§ **REQUIRED WORK**
From the entries below, report how many lines contain the string "network". Give only that number.

========================================================================

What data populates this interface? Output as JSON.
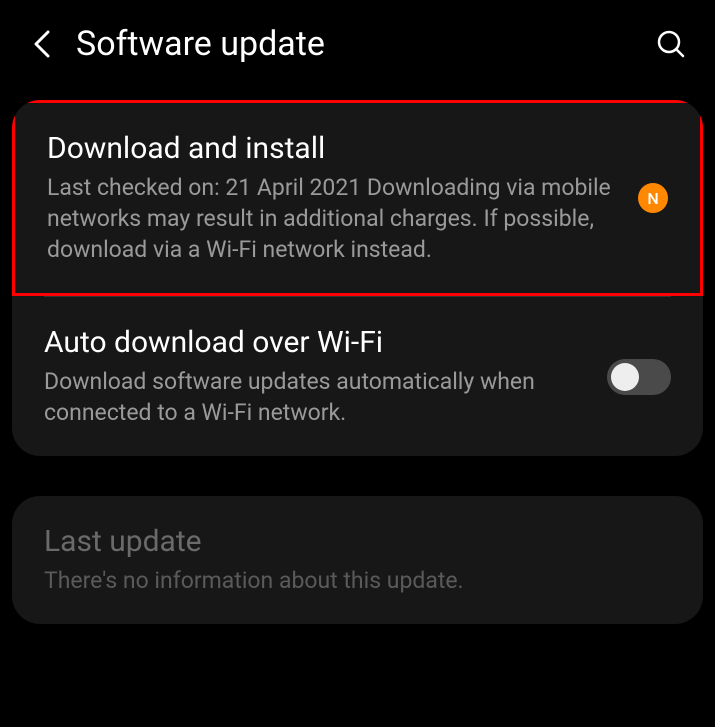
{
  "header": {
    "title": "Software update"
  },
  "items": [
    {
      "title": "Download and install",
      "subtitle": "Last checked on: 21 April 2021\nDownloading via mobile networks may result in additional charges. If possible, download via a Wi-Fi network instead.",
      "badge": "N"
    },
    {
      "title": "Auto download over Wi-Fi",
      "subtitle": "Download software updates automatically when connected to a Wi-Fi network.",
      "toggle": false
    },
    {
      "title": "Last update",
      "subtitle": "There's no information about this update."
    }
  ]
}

========================================================================

§ **SOLUTION**
2